(Data entries)

######

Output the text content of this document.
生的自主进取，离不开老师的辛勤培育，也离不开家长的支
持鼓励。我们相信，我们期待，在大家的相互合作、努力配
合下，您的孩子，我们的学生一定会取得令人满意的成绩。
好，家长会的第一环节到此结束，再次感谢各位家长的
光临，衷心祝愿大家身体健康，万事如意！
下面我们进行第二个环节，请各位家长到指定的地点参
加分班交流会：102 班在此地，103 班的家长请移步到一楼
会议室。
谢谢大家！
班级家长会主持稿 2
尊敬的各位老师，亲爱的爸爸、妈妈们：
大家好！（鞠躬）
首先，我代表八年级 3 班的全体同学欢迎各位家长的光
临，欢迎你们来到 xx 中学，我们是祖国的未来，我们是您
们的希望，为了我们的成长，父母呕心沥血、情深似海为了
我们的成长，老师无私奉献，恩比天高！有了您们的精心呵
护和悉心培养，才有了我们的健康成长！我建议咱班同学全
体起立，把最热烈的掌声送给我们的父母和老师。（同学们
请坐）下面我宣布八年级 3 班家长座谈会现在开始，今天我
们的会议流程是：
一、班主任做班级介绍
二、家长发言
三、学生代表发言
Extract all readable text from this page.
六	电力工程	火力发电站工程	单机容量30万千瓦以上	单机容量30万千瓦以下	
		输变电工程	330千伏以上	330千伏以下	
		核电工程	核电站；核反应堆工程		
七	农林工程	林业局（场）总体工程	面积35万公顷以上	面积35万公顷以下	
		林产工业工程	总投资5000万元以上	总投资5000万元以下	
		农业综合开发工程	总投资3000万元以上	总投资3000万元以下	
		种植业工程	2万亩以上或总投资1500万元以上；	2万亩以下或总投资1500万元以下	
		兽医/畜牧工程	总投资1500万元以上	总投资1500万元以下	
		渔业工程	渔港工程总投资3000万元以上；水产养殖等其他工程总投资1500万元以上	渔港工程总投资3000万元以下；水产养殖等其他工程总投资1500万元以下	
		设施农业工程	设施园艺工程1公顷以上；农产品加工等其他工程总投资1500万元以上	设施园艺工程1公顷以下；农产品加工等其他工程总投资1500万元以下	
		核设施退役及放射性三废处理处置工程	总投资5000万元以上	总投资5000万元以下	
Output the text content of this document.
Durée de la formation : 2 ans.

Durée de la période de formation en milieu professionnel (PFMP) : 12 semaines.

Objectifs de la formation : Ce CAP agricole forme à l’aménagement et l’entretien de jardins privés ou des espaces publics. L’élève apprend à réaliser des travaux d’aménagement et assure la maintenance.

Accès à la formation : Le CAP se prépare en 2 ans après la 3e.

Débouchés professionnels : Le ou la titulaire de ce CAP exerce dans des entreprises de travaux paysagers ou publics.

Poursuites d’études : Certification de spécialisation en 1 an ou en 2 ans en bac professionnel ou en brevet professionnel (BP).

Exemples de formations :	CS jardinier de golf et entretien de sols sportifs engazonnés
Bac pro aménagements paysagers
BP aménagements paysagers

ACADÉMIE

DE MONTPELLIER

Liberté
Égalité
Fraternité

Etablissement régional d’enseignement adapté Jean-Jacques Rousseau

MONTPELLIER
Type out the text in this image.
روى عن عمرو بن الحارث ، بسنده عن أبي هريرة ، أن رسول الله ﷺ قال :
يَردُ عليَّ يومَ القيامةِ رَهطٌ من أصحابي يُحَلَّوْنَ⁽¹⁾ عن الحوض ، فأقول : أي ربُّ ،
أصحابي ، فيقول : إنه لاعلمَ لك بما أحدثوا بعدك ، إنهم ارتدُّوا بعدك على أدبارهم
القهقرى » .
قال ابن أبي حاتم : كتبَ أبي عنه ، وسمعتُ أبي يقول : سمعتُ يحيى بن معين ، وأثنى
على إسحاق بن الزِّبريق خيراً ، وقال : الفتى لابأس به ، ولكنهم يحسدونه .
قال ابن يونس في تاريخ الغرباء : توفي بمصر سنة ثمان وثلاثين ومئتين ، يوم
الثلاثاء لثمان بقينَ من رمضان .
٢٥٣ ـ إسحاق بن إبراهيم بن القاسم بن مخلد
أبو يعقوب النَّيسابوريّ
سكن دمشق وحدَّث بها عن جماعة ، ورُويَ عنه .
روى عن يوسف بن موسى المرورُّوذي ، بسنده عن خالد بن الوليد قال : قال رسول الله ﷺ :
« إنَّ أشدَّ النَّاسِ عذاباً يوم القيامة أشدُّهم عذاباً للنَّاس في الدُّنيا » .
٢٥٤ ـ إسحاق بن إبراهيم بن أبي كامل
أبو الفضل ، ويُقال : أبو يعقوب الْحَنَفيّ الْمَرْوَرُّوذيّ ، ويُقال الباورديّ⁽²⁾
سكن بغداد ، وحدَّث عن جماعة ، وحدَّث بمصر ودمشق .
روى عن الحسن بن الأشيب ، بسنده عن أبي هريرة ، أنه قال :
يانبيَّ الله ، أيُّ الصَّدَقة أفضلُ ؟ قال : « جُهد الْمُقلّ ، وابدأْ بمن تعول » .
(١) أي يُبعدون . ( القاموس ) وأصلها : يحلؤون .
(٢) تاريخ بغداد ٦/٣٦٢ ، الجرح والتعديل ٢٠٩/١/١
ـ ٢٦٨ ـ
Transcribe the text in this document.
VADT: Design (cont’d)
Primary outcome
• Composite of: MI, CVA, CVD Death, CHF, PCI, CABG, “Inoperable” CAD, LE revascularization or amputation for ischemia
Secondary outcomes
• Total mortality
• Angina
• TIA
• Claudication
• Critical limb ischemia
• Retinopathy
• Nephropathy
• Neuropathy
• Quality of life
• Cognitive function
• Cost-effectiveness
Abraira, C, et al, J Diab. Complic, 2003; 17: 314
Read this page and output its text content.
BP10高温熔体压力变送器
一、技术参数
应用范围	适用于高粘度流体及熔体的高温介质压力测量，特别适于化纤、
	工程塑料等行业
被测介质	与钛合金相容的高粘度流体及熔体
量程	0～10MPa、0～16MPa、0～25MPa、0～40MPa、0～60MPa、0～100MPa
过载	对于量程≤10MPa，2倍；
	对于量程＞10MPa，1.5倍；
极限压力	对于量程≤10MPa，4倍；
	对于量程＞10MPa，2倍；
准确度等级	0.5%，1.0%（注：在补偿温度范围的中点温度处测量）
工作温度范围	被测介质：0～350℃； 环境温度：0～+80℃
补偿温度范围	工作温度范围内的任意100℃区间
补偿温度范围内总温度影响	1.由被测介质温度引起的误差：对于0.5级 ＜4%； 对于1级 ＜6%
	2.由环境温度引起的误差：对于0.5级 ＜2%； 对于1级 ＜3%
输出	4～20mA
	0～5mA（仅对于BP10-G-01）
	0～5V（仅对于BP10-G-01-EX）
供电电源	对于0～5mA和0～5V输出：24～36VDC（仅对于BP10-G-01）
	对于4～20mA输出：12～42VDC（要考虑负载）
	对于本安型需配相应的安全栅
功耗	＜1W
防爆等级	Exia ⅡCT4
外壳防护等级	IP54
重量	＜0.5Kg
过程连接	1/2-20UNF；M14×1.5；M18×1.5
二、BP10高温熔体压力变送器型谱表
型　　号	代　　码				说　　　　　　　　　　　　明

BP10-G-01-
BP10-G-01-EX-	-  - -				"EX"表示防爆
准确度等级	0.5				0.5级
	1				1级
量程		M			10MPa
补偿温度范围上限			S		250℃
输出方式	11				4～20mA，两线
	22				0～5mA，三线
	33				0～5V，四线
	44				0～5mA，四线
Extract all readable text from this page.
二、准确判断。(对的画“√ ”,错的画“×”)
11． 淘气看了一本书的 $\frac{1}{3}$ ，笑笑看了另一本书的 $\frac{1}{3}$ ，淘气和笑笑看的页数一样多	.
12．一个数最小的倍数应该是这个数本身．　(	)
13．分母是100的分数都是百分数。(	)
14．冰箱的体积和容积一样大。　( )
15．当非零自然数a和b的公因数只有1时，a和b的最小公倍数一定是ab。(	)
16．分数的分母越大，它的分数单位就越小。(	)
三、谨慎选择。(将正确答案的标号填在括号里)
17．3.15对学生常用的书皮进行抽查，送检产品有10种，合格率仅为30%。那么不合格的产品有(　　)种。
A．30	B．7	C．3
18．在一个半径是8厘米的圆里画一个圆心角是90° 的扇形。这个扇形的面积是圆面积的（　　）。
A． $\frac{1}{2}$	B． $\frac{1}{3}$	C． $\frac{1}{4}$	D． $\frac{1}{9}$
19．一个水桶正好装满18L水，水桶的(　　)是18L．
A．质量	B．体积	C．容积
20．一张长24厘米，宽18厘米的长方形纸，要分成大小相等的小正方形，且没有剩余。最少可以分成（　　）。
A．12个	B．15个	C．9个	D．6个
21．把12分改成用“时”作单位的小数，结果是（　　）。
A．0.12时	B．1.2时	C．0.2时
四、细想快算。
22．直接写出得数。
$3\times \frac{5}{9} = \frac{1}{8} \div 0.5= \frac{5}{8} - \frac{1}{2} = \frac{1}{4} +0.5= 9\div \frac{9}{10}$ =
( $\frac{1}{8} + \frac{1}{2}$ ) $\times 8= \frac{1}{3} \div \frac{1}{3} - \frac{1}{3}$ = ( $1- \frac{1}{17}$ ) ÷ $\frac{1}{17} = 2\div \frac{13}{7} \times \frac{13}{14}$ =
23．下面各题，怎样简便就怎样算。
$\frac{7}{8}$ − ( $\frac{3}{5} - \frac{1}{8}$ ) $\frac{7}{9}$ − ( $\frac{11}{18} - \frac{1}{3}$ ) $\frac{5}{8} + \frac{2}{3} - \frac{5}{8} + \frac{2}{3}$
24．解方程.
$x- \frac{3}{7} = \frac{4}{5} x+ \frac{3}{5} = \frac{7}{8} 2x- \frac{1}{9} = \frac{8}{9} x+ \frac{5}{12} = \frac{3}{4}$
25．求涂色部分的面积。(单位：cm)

######

**Direction**
Which lines include the word "aménagements"? Copy every one of them.

**Answer below**
Bac pro aménagements paysagers
BP aménagements paysagers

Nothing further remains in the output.